Dataset items:
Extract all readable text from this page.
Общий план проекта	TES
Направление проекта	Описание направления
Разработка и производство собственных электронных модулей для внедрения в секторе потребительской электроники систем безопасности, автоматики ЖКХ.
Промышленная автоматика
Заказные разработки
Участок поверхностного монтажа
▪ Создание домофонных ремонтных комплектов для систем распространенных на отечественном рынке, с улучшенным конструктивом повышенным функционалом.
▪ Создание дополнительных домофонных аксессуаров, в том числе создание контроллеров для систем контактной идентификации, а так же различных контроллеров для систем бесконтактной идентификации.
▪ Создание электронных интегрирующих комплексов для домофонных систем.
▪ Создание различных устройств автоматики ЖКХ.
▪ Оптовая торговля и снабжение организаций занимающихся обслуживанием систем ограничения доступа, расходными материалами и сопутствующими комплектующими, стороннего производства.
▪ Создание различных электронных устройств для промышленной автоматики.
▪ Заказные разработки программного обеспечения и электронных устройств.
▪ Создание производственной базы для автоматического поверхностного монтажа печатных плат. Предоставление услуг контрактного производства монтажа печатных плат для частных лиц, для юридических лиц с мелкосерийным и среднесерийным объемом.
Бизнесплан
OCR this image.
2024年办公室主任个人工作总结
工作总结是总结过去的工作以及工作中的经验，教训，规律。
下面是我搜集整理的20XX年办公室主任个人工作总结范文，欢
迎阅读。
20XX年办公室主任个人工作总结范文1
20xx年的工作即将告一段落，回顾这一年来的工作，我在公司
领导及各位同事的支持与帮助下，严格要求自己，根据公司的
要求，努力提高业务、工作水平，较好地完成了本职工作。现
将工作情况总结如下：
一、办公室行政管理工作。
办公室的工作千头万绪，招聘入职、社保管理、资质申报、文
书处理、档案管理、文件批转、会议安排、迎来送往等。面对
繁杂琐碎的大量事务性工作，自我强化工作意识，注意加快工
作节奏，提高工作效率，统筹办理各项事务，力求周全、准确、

*What to do*: Your task is to output exactly the lines running from the one with "OCR this image." through the final line of the material above, with both ends included.

*Final answer*:
OCR this image.
2024年办公室主任个人工作总结
工作总结是总结过去的工作以及工作中的经验，教训，规律。
下面是我搜集整理的20XX年办公室主任个人工作总结范文，欢
迎阅读。
20XX年办公室主任个人工作总结范文1
20xx年的工作即将告一段落，回顾这一年来的工作，我在公司
领导及各位同事的支持与帮助下，严格要求自己，根据公司的
要求，努力提高业务、工作水平，较好地完成了本职工作。现
将工作情况总结如下：
一、办公室行政管理工作。
办公室的工作千头万绪，招聘入职、社保管理、资质申报、文
书处理、档案管理、文件批转、会议安排、迎来送往等。面对
繁杂琐碎的大量事务性工作，自我强化工作意识，注意加快工
作节奏，提高工作效率，统筹办理各项事务，力求周全、准确、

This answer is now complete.